D. Ketentuan-ketentuan Ijarah

Beberapa ketentuan bentuk kegiatan ijarah (sewa menyewa) pada barang jasa dan
pekerjaan adalah sebagai berikut:
1. Menyewa guru itu diperbolehkan
2. Menyewa rumah atau mobil diperbolehkan
3. Jika seseorang menyewa sesuatu kemudian ia dilarang memanfaatkannya pada
suatu waktu, uang sewa dipotong sesuai dengan masa ia dilarang
memanfaatkannya.
4. Ijarah menjadi batal dengan kerusakan pada sesuatu yang disewakan sehingga
tidak dapat dimanfaatkan lagi.
5. Uang sewa harus dilakukan dengan akad dan penyerahannya dilakukan setelah
selesainya pemanfaatan sesuatu yang disewakan atau selesainya pekerjaan,
kecuali jika disyaratkan uang sewanya harus dibayar pada akad.
6. Pekerja berhak menahan barang yang disuruh mengerjakan hingga upahnya
dibayar, jika ulahnya menahan barang tersebut tidak berpengaruh pada barang
yang ditahannya.
7. Barangsiapa mengobati orang sakit dengan upah, namun sebenarnya ia bukan
ahli pengobatan, kemudian merusak dari salah satu organ tubuh pasiennya, ia
harus membayar ganti rugi.

2. Upah atas Jasa Kerja (Ju’alah)

» **MATERI YANG DITAMPILKAN**:

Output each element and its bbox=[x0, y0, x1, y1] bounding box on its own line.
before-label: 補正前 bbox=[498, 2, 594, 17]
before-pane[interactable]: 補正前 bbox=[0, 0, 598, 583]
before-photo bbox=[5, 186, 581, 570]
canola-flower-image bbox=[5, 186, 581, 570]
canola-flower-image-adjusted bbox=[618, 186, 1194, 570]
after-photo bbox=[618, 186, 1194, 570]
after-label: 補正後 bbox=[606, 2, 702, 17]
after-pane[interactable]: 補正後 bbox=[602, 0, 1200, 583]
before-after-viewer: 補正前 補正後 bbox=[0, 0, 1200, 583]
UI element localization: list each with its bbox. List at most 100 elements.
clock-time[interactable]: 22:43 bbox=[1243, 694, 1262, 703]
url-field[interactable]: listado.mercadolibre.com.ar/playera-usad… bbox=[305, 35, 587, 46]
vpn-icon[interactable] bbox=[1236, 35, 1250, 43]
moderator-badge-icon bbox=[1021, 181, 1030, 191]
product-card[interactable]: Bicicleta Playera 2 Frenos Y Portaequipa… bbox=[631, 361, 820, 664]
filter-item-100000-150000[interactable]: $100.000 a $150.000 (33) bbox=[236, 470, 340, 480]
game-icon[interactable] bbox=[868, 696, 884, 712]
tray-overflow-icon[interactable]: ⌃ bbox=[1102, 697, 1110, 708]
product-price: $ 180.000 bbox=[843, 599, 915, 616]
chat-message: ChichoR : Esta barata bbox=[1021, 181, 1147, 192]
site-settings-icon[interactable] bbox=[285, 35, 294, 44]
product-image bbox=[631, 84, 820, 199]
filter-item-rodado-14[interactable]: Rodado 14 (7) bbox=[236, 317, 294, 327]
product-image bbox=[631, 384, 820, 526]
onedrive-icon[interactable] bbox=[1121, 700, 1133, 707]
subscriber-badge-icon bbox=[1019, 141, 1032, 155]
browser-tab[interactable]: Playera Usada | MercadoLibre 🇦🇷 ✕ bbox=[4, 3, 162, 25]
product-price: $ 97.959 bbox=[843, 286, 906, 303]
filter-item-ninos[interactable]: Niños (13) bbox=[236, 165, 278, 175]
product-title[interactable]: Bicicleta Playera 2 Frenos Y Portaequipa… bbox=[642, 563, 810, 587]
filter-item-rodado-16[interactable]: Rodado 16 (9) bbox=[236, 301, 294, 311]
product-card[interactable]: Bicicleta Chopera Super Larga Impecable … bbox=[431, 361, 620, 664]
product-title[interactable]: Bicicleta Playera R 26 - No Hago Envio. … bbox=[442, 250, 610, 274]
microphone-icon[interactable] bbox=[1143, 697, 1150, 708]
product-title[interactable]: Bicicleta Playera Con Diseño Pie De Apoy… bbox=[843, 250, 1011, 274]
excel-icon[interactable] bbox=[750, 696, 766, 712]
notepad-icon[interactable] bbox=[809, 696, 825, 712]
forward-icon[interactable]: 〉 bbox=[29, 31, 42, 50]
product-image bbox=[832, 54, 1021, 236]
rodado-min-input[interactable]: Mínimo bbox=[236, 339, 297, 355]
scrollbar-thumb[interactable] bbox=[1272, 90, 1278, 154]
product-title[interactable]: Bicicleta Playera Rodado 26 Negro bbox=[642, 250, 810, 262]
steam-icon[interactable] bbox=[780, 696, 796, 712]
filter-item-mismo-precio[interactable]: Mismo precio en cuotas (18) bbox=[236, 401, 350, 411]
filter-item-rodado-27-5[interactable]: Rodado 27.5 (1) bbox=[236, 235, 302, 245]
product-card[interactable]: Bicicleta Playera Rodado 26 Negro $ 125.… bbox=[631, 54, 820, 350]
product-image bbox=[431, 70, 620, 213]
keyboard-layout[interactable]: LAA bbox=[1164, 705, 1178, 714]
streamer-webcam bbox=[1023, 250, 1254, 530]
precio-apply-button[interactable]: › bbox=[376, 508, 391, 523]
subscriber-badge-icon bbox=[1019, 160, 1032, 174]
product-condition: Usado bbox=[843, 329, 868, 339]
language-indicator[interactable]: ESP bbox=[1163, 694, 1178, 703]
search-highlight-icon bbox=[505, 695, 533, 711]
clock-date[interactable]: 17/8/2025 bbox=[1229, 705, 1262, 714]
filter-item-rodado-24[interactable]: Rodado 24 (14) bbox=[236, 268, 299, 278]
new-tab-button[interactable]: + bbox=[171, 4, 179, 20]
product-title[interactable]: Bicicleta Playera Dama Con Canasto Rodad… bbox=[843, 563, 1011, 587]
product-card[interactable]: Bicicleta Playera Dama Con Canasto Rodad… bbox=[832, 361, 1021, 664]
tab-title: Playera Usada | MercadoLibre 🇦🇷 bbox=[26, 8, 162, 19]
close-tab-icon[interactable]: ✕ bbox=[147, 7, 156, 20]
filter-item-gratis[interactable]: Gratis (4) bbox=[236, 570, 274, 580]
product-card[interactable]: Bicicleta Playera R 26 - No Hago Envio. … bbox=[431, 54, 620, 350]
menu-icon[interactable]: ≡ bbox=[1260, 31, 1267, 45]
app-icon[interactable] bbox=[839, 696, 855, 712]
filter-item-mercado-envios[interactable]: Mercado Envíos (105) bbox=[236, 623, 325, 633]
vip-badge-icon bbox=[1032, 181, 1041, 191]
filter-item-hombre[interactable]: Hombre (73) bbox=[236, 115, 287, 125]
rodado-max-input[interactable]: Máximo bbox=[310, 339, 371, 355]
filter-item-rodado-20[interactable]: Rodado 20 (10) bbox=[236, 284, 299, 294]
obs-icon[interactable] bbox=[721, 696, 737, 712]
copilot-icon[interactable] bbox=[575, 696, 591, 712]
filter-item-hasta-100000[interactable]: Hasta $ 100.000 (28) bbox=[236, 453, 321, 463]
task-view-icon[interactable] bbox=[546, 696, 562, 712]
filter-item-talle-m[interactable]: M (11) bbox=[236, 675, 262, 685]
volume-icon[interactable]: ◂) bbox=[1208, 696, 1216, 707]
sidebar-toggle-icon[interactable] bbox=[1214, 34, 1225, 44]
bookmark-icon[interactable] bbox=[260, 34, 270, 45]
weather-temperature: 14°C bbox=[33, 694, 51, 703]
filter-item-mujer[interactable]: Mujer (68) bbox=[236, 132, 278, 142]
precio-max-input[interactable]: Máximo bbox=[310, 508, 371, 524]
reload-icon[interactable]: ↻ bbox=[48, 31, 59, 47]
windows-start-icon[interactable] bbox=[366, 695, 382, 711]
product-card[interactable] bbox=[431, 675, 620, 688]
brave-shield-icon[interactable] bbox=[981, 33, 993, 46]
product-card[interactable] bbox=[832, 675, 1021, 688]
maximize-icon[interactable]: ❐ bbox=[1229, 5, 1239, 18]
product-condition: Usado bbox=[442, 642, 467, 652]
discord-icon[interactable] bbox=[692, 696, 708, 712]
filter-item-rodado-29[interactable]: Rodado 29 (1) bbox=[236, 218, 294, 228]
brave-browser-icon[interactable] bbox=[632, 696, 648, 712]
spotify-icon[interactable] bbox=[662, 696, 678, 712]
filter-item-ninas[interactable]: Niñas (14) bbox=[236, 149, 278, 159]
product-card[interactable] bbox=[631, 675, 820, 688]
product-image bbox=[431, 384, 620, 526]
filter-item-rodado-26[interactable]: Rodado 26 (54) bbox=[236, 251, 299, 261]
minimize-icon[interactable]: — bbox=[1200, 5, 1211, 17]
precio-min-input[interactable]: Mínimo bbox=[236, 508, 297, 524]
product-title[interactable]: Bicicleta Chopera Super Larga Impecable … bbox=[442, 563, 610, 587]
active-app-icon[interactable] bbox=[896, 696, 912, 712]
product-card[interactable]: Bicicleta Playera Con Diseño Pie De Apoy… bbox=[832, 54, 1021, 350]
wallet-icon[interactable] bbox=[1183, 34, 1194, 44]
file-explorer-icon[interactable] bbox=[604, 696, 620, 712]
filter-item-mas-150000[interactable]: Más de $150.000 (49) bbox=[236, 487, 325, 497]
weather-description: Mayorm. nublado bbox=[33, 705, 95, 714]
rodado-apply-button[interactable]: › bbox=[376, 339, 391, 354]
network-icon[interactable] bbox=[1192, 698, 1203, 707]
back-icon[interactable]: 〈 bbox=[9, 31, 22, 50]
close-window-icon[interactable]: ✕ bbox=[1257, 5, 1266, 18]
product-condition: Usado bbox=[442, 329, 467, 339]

» **TELAAH MATERI**:
a) Kutip bagian dari teks tentang ketentuan ijarah, mulai dari "Beberapa ketentuan bentuk" sampai dengan "dibayar pada akad.".
b) Menurut teks tentang ketentuan ijarah, apa yang membuat ijarah menjadi batal?

» **PENYELESAIAN SOAL**:
a)
Beberapa ketentuan bentuk kegiatan ijarah (sewa menyewa) pada barang jasa dan
pekerjaan adalah sebagai berikut:
1. Menyewa guru itu diperbolehkan
2. Menyewa rumah atau mobil diperbolehkan
3. Jika seseorang menyewa sesuatu kemudian ia dilarang memanfaatkannya pada
suatu waktu, uang sewa dipotong sesuai dengan masa ia dilarang
memanfaatkannya.
4. Ijarah menjadi batal dengan kerusakan pada sesuatu yang disewakan sehingga
tidak dapat dimanfaatkan lagi.
5. Uang sewa harus dilakukan dengan akad dan penyerahannya dilakukan setelah
selesainya pemanfaatan sesuatu yang disewakan atau selesainya pekerjaan,
kecuali jika disyaratkan uang sewanya harus dibayar pada akad.

b) Kerusakan pada sesuatu yang disewakan sehingga tidak dapat dimanfaatkan lagi.